- _Exercise_
Check each line of the listing below for the word "title" and say how many lines have it. Nothing else should be written.

- _Information supplied_

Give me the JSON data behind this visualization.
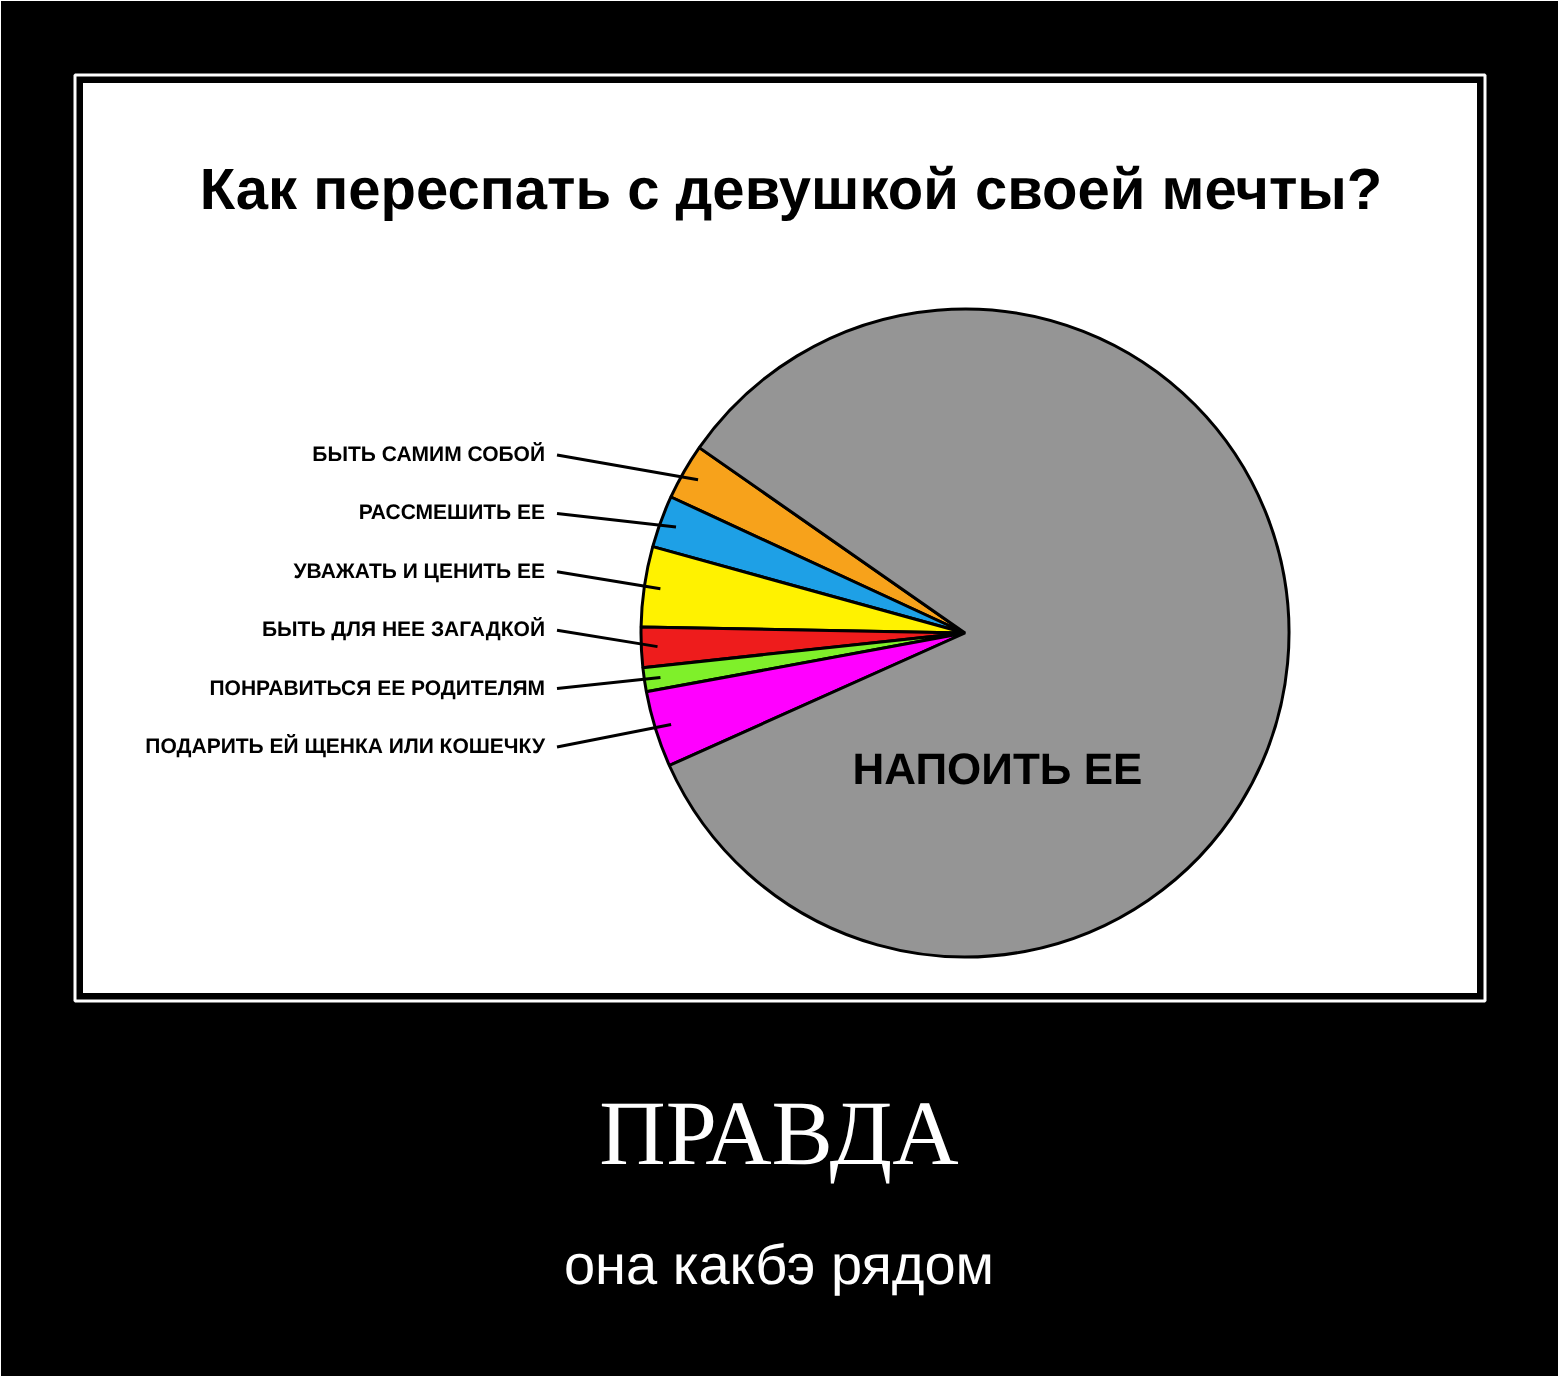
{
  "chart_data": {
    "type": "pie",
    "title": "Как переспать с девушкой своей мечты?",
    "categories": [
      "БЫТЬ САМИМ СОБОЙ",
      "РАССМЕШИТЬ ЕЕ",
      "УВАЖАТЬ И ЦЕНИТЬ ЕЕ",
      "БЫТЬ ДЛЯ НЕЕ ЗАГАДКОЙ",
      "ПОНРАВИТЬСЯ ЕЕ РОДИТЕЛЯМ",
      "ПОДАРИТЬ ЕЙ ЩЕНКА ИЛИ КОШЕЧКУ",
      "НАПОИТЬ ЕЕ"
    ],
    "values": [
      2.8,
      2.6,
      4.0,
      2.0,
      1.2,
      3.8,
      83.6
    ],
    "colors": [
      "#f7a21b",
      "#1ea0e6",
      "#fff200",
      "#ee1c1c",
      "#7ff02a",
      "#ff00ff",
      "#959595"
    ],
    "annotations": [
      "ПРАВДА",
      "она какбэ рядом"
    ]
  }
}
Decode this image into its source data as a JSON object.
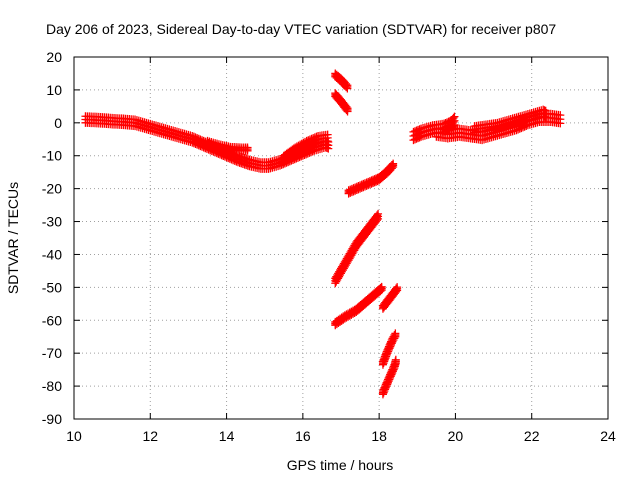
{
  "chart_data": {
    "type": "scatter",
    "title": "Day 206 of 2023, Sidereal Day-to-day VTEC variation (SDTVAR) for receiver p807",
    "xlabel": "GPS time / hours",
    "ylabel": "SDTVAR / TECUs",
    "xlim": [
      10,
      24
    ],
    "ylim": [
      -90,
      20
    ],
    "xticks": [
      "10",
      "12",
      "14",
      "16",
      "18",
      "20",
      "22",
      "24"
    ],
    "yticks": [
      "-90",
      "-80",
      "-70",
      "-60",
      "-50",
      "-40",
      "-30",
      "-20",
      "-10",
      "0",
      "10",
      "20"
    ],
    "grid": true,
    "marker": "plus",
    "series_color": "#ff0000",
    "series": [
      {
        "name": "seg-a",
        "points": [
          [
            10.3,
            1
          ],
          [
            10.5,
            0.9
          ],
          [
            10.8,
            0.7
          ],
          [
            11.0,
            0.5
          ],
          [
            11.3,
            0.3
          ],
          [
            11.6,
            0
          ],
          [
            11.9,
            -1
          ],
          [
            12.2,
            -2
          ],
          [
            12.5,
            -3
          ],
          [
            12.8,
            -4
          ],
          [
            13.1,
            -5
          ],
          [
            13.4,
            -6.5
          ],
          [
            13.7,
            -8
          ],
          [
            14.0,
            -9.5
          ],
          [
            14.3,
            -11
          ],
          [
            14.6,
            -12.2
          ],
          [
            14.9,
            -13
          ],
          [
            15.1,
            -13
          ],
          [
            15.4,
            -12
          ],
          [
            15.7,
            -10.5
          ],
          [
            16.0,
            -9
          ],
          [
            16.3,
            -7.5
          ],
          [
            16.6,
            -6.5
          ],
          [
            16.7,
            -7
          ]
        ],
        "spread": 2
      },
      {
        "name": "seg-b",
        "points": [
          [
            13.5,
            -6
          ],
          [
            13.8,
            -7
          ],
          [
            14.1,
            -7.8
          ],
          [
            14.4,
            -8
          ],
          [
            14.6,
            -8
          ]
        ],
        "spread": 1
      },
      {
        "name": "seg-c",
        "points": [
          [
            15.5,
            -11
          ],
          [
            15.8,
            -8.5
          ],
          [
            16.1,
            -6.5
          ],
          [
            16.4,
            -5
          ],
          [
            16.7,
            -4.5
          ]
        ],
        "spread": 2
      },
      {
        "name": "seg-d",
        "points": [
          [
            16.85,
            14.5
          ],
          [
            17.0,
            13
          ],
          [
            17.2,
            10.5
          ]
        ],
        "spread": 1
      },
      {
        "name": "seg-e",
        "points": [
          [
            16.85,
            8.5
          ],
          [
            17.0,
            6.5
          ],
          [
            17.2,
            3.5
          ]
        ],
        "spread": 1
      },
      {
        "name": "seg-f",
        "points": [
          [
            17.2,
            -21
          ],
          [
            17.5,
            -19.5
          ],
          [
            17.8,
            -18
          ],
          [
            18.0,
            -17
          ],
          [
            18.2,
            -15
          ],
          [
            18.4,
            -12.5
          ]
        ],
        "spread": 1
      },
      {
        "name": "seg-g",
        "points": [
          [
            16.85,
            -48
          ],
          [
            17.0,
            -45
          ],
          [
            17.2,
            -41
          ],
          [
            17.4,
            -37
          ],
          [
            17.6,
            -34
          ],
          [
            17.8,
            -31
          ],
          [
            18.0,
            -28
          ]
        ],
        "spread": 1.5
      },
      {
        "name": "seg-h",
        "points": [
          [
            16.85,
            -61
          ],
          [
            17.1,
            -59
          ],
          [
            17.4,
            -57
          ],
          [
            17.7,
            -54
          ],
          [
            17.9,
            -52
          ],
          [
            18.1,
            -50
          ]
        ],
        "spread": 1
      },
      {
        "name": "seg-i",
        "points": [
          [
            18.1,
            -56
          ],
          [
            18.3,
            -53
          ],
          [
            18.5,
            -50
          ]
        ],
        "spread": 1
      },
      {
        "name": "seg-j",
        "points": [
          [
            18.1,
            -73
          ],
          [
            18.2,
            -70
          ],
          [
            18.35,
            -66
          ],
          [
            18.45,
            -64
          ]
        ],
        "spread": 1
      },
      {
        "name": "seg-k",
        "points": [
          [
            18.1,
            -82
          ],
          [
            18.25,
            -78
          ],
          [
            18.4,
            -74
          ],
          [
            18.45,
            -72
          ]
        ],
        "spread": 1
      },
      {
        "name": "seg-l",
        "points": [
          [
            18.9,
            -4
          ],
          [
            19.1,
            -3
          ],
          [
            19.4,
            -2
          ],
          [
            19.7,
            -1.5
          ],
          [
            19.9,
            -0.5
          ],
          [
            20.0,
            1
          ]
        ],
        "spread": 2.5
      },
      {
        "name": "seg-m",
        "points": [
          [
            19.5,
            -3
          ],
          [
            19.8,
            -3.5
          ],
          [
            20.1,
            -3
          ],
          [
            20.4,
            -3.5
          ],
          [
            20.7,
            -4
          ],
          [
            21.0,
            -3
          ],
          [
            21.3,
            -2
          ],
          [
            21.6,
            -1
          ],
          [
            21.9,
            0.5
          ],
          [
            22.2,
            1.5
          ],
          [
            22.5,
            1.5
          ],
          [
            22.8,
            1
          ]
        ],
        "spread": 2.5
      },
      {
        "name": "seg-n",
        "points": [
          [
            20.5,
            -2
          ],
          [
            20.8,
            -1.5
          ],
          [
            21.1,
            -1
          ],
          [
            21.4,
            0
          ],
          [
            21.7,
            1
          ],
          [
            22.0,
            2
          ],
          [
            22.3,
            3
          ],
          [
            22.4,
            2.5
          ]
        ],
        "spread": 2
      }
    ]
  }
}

...

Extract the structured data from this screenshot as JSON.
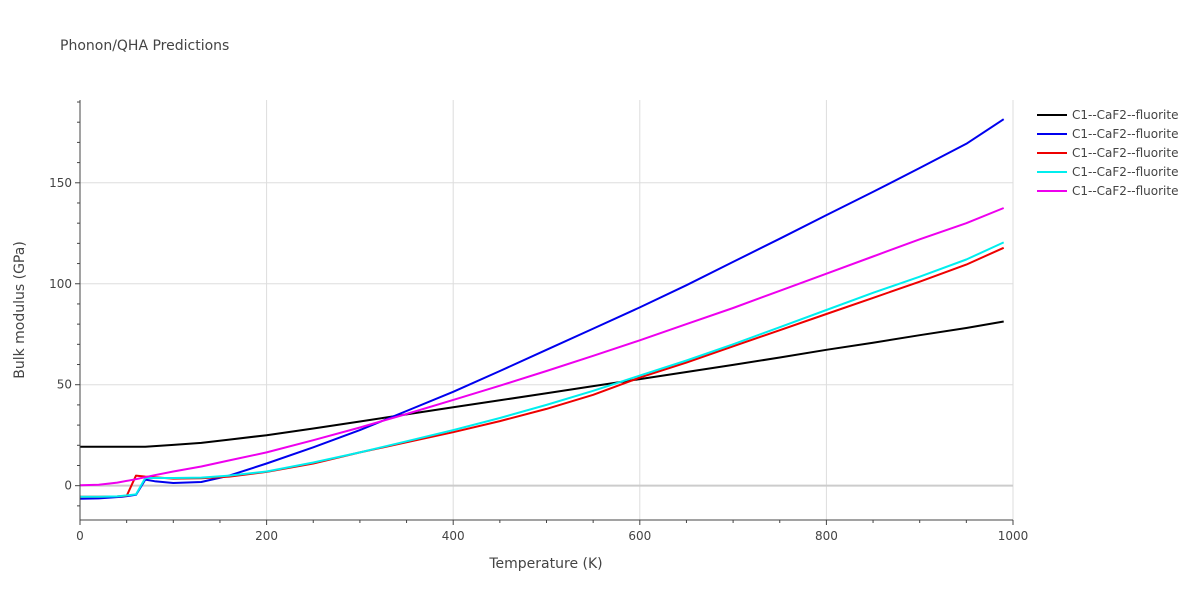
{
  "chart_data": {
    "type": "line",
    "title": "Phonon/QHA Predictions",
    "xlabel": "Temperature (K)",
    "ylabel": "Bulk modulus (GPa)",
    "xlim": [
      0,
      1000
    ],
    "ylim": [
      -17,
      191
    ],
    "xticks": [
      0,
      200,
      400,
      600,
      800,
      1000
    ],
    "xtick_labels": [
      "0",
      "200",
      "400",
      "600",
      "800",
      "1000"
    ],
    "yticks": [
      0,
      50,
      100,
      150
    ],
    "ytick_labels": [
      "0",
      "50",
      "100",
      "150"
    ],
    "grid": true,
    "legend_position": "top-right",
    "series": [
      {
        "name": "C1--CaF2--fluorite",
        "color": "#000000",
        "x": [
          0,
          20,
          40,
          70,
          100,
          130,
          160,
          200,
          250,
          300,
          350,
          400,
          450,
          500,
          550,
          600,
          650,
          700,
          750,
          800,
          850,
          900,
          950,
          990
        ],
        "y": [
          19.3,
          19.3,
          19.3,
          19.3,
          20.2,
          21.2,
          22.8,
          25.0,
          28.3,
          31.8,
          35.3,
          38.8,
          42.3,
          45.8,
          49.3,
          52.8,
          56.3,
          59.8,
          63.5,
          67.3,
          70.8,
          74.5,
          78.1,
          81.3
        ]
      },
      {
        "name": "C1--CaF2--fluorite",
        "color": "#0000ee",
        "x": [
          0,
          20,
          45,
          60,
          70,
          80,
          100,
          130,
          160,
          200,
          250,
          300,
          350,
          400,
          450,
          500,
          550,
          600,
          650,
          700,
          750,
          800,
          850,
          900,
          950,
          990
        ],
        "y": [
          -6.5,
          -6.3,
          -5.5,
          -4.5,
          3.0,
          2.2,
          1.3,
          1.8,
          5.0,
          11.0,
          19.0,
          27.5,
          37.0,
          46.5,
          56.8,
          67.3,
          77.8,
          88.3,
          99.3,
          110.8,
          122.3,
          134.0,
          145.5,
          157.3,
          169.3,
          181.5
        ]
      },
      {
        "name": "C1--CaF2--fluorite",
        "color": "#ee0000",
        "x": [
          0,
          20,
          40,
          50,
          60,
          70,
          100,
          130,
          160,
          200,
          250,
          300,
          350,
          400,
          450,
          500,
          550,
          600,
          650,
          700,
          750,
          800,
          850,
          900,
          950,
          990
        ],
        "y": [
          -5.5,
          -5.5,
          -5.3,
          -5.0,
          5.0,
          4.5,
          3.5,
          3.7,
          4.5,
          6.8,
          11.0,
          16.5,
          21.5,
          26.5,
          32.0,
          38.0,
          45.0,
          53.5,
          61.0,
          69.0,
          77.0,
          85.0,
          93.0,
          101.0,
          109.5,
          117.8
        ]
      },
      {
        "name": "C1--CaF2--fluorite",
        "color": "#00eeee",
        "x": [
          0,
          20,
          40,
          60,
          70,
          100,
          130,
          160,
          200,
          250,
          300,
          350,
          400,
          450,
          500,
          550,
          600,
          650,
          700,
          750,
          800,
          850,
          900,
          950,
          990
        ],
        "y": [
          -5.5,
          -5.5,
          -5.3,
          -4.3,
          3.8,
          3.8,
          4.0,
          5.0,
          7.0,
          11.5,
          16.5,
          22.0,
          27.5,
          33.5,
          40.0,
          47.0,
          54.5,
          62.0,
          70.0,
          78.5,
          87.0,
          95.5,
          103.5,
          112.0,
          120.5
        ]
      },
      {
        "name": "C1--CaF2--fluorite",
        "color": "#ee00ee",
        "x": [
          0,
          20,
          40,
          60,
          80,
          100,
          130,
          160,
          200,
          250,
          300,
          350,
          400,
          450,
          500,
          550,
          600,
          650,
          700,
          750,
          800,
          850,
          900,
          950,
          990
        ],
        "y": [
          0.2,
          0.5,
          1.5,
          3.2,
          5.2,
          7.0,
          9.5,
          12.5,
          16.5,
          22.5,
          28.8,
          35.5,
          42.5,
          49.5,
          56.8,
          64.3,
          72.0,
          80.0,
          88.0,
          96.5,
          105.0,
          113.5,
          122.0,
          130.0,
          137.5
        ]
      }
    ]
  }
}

- _Result_
3